#### WHAT THIS TASK INVOLVES
Show only lines that include "Write".

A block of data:
================
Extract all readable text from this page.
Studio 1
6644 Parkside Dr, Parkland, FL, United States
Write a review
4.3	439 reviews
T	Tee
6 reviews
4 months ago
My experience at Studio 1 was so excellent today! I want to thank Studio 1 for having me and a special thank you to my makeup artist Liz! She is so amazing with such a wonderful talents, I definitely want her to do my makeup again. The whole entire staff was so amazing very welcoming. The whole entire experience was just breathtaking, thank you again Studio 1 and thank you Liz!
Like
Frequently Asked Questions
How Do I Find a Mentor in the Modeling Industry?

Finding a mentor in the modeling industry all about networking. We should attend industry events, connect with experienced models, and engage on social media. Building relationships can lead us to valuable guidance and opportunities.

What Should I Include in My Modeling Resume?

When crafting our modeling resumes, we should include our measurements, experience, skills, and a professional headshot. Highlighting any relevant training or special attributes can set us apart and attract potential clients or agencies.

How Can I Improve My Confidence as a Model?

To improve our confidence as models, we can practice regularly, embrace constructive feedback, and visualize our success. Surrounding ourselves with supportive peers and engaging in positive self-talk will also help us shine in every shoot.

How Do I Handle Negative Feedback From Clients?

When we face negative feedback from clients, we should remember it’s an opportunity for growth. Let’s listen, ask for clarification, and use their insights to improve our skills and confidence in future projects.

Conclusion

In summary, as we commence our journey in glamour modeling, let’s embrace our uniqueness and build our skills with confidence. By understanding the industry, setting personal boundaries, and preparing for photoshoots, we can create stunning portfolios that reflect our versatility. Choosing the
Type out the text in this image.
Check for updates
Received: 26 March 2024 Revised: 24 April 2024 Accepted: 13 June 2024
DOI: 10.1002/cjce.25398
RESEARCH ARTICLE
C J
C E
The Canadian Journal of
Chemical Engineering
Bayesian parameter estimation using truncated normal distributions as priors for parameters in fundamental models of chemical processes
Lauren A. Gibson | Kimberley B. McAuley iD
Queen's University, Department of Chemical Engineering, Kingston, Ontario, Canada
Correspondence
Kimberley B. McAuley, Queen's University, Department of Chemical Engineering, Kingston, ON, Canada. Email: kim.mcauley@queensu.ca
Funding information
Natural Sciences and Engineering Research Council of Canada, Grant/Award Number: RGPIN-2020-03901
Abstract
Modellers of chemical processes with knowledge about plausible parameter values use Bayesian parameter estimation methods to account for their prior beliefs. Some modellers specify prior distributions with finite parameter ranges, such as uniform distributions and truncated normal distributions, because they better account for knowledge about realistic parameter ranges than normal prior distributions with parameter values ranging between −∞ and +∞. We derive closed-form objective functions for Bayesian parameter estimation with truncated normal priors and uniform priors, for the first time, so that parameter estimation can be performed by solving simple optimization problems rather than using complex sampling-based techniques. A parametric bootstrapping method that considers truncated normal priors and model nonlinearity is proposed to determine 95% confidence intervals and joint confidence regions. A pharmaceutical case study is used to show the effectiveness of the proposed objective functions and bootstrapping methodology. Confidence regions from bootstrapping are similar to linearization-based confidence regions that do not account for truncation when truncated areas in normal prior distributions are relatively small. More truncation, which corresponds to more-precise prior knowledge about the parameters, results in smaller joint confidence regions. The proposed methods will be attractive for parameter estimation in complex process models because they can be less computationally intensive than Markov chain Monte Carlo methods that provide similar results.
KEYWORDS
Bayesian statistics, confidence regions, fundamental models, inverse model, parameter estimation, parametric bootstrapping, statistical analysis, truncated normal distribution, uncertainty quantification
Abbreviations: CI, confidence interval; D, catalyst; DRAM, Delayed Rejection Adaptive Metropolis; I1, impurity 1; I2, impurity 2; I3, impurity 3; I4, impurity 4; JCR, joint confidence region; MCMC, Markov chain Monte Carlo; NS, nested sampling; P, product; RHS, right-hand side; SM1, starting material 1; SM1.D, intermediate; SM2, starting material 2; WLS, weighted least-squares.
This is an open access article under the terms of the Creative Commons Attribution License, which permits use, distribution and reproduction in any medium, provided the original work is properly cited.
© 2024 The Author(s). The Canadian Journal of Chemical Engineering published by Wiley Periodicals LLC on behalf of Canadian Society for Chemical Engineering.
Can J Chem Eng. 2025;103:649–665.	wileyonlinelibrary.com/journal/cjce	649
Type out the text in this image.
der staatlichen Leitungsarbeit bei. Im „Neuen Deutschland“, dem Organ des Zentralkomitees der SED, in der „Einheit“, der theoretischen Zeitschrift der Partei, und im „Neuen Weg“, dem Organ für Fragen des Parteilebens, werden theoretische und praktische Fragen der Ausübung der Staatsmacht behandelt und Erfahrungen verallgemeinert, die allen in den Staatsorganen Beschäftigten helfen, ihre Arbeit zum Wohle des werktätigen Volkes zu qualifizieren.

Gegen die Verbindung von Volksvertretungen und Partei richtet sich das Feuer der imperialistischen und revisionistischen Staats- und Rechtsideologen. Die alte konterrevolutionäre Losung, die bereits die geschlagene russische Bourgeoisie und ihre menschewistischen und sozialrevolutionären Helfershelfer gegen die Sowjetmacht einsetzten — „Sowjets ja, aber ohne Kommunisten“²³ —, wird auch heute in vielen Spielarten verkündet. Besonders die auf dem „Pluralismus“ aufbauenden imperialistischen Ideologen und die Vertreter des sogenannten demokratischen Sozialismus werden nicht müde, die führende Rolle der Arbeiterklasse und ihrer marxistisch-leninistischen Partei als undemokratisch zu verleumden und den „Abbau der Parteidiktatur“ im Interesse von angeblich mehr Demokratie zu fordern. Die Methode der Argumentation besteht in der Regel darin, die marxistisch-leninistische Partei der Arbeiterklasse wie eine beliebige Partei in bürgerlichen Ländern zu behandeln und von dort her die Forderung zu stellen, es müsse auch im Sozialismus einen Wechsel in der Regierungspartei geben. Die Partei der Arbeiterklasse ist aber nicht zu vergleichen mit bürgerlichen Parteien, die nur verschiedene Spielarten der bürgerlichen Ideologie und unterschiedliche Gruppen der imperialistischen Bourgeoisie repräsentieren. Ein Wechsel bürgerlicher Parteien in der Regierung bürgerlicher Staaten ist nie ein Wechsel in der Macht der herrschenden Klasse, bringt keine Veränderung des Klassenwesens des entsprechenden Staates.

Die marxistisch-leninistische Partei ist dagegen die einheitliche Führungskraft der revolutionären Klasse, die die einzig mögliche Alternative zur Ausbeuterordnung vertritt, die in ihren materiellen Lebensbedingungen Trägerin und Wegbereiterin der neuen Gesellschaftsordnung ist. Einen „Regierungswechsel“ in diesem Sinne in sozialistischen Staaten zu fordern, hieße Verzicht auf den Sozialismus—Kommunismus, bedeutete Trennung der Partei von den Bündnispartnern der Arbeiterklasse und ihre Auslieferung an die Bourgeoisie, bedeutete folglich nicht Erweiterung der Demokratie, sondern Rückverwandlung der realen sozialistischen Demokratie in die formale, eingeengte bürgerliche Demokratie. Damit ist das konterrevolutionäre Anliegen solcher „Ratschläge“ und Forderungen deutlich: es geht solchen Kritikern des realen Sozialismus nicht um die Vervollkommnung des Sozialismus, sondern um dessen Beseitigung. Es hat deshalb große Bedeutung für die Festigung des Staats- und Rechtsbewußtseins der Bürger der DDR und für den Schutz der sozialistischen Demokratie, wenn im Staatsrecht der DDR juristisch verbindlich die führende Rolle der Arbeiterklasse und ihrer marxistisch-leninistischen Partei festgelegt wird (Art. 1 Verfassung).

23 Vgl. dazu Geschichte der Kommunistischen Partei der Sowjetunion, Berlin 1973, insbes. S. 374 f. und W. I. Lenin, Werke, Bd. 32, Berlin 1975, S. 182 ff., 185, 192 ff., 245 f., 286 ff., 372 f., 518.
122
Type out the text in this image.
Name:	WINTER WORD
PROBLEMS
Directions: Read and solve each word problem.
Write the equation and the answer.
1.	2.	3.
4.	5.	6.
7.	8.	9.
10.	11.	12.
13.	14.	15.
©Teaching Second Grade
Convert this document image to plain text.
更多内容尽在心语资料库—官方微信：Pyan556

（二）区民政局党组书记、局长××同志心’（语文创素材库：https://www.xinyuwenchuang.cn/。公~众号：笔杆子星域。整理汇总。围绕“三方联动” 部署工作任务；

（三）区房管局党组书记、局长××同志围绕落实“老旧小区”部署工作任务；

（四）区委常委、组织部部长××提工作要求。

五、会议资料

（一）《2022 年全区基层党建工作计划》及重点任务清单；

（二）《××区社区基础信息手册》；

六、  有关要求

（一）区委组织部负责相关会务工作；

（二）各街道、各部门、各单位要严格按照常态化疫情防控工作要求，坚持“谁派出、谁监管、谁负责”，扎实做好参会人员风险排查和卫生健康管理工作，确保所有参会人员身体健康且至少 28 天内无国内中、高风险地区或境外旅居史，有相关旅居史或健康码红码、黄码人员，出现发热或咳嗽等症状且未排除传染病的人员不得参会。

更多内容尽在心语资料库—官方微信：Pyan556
================
#### SOLUTION
Write a review
Write the equation and the answer.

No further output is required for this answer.